:: TASK TO COMPLETE ::
Copy out the entries below in full and exactly.

[Data excerpts]
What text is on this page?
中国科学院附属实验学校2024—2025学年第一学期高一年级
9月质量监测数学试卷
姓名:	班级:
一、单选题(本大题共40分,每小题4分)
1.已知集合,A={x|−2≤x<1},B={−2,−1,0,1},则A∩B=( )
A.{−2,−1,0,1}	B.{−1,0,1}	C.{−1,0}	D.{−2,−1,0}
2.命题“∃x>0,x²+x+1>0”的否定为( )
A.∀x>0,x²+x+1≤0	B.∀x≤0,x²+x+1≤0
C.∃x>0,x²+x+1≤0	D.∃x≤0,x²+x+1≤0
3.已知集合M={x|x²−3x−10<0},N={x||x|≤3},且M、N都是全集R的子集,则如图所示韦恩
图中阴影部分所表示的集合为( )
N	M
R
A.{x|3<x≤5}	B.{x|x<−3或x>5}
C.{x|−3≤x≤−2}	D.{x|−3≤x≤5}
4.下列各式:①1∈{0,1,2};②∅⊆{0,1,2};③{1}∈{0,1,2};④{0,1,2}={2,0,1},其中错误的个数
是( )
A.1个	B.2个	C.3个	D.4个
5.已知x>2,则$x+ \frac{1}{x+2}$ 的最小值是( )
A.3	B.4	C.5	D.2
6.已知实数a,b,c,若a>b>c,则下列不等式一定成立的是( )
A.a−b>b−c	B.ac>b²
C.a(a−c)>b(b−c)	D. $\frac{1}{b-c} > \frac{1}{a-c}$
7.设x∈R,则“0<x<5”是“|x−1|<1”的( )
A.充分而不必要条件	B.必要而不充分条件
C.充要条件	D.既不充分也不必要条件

:: IN RESPONSE ::
What text is on this page?
中国科学院附属实验学校2024—2025学年第一学期高一年级
9月质量监测数学试卷
姓名:	班级:
一、单选题(本大题共40分,每小题4分)
1.已知集合,A={x|−2≤x<1},B={−2,−1,0,1},则A∩B=( )
A.{−2,−1,0,1}	B.{−1,0,1}	C.{−1,0}	D.{−2,−1,0}
2.命题“∃x>0,x²+x+1>0”的否定为( )
A.∀x>0,x²+x+1≤0	B.∀x≤0,x²+x+1≤0
C.∃x>0,x²+x+1≤0	D.∃x≤0,x²+x+1≤0
3.已知集合M={x|x²−3x−10<0},N={x||x|≤3},且M、N都是全集R的子集,则如图所示韦恩
图中阴影部分所表示的集合为( )
N	M
R
A.{x|3<x≤5}	B.{x|x<−3或x>5}
C.{x|−3≤x≤−2}	D.{x|−3≤x≤5}
4.下列各式:①1∈{0,1,2};②∅⊆{0,1,2};③{1}∈{0,1,2};④{0,1,2}={2,0,1},其中错误的个数
是( )
A.1个	B.2个	C.3个	D.4个
5.已知x>2,则$x+ \frac{1}{x+2}$ 的最小值是( )
A.3	B.4	C.5	D.2
6.已知实数a,b,c,若a>b>c,则下列不等式一定成立的是( )
A.a−b>b−c	B.ac>b²
C.a(a−c)>b(b−c)	D. $\frac{1}{b-c} > \frac{1}{a-c}$
7.设x∈R,则“0<x<5”是“|x−1|<1”的( )
A.充分而不必要条件	B.必要而不充分条件
C.充要条件	D.既不充分也不必要条件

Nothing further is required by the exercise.